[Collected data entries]

-- Start --

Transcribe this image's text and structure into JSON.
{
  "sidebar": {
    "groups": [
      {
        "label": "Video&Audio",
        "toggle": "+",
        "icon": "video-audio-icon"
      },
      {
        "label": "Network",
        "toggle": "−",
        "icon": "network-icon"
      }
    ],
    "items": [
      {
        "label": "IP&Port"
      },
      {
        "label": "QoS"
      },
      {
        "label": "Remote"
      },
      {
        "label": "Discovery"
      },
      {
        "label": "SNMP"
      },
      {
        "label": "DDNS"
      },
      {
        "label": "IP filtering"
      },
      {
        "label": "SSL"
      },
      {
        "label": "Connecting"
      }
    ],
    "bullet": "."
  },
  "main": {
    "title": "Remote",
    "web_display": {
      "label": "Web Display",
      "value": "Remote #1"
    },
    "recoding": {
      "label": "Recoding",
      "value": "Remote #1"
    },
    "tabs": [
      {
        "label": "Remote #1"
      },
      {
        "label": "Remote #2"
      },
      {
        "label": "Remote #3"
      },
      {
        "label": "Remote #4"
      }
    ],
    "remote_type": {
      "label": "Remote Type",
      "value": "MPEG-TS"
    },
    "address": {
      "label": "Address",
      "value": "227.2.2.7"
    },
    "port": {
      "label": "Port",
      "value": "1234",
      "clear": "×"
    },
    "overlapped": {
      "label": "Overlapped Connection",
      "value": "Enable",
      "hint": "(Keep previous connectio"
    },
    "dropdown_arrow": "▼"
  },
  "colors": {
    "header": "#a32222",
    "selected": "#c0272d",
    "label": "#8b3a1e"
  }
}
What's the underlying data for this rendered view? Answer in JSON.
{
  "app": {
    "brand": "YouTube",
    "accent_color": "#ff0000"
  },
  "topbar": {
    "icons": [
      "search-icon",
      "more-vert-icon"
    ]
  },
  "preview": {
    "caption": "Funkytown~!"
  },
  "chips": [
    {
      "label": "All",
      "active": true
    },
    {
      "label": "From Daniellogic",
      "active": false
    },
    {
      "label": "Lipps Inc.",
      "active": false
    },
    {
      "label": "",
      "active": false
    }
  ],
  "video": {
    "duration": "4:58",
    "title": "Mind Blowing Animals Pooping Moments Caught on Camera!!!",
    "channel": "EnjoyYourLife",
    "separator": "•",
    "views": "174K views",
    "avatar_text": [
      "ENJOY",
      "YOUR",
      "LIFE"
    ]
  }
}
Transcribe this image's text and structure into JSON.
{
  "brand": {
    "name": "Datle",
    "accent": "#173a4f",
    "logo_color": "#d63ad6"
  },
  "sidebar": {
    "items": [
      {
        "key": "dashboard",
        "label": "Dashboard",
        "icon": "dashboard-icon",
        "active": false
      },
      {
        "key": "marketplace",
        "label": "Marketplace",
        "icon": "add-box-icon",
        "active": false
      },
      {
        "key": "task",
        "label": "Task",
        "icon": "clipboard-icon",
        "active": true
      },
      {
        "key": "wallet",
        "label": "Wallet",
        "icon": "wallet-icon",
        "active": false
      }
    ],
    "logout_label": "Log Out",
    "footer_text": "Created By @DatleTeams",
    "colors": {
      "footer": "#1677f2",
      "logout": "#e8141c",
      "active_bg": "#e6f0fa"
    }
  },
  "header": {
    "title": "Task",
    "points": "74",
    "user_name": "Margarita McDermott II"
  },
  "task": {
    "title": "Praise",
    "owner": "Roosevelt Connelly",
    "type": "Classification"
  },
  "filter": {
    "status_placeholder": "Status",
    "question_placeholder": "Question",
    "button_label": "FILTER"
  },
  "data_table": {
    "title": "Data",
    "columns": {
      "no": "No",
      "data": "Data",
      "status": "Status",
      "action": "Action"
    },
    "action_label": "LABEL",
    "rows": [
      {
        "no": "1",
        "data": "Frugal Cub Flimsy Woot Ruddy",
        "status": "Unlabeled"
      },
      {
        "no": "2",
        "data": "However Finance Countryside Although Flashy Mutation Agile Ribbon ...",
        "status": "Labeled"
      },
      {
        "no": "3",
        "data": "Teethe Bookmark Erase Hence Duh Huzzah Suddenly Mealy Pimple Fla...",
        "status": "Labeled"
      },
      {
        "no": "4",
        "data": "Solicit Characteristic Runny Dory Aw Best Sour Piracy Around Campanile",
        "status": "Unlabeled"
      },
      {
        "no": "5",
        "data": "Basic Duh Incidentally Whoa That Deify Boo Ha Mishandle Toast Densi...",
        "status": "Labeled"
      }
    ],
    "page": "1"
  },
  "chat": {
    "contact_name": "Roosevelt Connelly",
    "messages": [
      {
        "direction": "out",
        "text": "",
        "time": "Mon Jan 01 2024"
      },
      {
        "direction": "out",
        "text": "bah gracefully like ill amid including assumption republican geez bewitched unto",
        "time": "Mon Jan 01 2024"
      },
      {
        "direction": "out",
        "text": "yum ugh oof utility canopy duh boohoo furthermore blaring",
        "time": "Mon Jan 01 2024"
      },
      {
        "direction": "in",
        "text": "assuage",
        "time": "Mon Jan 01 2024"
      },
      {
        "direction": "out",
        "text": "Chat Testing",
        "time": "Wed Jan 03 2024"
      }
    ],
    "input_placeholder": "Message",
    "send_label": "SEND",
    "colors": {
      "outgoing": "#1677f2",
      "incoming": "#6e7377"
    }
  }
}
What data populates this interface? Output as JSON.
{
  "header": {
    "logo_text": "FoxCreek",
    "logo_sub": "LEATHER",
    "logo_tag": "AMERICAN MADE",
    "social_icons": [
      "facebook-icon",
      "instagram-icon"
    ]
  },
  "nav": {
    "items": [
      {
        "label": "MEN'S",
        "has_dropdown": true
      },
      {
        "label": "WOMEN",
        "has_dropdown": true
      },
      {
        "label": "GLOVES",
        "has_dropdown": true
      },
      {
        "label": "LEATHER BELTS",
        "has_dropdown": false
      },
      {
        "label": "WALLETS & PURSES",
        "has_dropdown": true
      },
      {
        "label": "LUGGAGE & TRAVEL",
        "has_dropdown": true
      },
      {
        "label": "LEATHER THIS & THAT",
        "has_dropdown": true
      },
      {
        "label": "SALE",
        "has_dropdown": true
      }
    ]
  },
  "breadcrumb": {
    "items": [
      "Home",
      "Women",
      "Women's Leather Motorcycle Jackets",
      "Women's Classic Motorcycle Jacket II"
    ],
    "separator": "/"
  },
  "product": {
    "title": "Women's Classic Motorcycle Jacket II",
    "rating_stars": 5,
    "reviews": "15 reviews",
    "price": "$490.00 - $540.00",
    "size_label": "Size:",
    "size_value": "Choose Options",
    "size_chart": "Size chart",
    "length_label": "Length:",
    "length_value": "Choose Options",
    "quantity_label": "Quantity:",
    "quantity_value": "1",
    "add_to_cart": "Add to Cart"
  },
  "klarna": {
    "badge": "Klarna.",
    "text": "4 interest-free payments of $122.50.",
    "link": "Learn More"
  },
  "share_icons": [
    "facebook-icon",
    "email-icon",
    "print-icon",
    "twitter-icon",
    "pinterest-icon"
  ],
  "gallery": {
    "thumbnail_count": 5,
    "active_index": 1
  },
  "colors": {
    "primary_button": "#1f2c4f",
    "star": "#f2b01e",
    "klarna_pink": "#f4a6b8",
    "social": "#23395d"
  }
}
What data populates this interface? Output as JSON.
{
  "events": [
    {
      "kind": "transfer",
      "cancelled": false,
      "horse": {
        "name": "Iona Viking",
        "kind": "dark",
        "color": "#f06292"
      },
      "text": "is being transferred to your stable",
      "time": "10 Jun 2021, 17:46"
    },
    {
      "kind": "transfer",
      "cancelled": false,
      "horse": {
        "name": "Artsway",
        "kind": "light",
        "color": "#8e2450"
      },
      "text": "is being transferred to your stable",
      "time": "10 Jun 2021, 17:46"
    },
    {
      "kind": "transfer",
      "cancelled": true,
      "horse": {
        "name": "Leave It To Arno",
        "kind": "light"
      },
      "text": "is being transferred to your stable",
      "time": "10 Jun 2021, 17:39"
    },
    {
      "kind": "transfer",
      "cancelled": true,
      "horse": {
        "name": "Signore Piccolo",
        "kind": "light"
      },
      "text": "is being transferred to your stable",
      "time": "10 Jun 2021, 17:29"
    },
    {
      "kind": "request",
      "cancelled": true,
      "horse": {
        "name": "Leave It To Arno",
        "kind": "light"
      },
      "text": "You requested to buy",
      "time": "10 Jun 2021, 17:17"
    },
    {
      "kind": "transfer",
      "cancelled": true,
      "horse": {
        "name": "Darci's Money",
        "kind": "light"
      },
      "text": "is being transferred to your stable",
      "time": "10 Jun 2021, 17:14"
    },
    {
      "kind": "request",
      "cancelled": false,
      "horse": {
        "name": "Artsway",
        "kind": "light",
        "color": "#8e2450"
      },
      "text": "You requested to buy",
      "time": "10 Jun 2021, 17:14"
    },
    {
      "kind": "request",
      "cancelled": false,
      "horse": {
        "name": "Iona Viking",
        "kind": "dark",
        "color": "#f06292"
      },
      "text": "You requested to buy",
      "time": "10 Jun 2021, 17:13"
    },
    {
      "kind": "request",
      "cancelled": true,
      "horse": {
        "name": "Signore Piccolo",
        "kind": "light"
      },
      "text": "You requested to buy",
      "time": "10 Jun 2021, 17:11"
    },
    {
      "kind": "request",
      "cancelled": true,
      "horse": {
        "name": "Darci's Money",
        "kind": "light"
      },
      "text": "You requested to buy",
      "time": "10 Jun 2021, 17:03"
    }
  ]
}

-- End --

▶ What to work on
Determine how many lines contain the word "Options" and reply with that number alone.

▶ Right answer
2